>> Start Dataset content

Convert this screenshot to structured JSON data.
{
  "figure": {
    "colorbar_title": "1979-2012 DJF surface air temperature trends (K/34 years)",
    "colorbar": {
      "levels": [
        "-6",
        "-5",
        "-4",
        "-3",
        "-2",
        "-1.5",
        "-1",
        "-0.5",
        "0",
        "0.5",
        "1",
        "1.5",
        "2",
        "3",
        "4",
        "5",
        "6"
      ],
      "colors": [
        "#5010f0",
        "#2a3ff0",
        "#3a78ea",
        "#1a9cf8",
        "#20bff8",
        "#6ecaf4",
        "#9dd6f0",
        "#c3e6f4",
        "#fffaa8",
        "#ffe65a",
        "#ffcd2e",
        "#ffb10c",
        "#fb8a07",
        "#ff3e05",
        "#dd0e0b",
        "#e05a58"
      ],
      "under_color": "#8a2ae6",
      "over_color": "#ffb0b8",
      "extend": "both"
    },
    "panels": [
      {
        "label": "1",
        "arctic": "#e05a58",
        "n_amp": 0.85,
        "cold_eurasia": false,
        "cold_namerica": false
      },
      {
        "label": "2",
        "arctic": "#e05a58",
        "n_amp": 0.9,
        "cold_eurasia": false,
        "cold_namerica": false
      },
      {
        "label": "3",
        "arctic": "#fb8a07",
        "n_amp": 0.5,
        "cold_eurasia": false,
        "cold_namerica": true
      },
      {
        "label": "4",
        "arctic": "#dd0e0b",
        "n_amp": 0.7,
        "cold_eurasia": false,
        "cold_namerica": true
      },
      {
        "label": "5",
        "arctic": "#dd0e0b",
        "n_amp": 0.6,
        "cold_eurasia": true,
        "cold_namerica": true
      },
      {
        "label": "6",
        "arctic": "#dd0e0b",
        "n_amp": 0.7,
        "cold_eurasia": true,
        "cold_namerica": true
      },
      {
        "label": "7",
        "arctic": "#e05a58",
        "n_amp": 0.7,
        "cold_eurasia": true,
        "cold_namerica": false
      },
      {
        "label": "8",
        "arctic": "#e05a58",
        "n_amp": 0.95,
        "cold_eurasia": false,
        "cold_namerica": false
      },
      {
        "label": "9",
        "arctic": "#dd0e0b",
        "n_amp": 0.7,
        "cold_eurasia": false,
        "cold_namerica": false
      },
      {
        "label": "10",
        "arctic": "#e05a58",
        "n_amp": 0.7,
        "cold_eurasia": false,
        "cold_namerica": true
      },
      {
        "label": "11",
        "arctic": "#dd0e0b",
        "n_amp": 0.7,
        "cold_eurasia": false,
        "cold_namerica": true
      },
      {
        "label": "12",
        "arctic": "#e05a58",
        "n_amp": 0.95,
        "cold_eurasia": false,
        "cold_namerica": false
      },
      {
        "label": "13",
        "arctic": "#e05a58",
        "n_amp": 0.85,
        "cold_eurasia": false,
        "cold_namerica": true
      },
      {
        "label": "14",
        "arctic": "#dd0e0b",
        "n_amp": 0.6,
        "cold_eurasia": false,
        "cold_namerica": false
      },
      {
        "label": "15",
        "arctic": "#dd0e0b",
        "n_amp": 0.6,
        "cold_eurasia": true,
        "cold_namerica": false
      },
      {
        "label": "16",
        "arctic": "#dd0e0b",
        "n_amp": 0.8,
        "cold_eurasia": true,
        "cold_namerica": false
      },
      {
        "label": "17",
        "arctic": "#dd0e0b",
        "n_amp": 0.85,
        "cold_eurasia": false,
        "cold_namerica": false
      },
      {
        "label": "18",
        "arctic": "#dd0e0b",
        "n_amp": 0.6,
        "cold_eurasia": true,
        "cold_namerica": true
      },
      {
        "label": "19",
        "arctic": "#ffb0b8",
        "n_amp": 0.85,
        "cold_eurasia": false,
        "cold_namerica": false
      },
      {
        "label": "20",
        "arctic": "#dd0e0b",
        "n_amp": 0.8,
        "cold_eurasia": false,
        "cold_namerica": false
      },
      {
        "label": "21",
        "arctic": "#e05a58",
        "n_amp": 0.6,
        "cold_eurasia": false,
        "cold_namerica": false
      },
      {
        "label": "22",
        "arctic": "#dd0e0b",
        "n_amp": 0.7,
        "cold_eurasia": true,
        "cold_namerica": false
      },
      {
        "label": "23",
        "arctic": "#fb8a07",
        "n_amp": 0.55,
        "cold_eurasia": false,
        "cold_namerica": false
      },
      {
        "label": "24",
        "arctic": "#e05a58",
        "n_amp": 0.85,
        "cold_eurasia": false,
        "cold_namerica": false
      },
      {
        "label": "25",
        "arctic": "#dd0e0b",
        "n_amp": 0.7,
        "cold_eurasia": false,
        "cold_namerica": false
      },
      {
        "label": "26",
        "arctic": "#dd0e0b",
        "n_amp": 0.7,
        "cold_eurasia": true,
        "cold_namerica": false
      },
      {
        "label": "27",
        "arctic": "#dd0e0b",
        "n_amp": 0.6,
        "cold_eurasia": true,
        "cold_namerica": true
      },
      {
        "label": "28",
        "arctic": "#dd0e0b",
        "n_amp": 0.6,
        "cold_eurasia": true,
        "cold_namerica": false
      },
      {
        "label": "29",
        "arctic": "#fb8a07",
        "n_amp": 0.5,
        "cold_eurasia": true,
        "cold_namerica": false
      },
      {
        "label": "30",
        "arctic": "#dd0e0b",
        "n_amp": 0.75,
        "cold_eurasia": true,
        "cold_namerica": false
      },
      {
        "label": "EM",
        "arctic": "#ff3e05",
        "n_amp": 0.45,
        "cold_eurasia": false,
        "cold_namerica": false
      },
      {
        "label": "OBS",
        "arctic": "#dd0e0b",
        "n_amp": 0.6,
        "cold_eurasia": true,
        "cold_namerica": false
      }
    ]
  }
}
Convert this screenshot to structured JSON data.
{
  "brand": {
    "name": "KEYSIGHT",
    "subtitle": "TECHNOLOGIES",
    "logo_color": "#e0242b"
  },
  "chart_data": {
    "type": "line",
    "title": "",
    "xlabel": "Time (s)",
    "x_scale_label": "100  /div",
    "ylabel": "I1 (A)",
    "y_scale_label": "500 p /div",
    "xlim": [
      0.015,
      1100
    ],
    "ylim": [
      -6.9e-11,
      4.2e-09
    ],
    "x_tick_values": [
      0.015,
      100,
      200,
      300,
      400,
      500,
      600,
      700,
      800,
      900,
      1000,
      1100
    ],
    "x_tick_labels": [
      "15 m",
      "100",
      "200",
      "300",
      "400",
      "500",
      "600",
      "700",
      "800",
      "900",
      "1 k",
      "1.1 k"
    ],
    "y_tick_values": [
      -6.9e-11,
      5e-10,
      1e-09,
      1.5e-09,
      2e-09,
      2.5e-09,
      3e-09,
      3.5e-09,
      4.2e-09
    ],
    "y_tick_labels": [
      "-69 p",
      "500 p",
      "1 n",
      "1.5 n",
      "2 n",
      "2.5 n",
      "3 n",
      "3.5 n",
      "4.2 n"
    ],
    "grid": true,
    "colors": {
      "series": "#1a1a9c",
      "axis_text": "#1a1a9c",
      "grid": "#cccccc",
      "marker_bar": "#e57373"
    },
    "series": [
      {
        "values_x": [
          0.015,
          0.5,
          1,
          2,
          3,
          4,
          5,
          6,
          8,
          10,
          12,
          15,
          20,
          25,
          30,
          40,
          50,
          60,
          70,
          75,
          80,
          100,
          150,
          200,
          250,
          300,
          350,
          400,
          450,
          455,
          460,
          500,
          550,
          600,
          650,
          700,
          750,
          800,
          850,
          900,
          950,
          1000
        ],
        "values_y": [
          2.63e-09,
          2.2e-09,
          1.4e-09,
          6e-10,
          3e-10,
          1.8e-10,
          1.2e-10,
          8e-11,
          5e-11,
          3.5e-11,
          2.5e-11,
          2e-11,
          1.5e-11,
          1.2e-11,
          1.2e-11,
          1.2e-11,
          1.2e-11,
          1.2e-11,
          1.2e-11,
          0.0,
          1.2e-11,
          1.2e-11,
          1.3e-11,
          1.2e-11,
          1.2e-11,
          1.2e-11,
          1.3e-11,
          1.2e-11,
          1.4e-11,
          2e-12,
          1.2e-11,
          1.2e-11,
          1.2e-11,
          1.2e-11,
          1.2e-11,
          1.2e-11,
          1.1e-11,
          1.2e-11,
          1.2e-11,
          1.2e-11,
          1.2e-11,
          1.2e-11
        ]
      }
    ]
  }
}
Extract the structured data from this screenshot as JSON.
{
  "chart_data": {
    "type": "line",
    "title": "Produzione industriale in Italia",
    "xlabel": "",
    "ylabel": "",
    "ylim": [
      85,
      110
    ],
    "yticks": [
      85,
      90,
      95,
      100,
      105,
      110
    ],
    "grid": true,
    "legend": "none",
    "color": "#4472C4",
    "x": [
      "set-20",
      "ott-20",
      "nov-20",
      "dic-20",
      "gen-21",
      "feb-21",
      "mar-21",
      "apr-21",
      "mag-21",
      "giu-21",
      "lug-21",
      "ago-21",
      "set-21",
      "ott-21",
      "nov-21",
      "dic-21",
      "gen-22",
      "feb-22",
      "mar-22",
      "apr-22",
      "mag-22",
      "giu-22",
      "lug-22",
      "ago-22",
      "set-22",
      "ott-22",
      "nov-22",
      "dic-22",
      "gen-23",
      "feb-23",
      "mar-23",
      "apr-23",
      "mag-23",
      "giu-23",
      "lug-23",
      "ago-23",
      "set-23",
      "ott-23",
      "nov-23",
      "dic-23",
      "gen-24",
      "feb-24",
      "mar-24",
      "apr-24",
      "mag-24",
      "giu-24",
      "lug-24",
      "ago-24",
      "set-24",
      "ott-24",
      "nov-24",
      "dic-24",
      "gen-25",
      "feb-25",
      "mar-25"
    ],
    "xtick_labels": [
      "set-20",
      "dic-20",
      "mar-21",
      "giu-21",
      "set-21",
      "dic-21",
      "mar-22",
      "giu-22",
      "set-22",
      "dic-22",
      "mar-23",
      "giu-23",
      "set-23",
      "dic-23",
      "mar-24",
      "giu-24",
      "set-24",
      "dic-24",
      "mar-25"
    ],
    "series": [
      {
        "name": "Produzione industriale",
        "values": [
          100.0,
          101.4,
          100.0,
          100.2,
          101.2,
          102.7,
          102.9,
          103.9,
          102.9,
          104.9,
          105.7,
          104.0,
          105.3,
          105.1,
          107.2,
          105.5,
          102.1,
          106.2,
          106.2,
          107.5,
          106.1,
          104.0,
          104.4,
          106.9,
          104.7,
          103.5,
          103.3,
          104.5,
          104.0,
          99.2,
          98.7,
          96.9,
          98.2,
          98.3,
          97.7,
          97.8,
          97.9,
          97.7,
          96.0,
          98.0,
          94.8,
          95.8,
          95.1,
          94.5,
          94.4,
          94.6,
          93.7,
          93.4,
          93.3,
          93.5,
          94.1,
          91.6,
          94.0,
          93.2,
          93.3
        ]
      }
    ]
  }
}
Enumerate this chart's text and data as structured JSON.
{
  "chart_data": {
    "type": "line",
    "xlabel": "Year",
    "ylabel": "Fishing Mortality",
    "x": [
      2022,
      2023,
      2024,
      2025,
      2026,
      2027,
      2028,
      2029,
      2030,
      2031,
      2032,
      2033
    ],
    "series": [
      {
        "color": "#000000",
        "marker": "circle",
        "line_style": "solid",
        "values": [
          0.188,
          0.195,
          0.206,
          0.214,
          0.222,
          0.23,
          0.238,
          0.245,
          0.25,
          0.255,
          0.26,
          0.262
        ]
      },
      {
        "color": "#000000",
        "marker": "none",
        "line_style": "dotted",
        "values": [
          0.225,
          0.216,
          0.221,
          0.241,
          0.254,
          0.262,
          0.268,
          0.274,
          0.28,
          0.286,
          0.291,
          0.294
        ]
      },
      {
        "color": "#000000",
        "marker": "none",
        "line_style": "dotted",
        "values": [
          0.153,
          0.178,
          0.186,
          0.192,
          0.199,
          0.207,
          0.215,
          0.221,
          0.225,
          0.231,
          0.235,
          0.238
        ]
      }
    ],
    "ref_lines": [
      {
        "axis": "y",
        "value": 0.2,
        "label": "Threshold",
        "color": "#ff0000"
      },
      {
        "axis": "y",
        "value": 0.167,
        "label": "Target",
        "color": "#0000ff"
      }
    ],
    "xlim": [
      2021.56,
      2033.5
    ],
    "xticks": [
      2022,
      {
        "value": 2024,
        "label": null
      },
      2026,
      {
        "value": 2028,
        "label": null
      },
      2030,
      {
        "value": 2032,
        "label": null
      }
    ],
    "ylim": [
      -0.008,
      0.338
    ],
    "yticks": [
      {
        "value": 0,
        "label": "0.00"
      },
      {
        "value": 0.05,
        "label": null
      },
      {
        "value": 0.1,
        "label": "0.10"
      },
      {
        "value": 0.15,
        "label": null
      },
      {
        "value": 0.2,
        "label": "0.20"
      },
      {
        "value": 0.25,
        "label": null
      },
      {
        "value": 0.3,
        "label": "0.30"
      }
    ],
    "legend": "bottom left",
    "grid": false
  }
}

>> End Dataset content

◆ **Task description**
Go through the listing above and report how many of its lines contain the word "this", with only the number as output.

◆ **Full solution**
4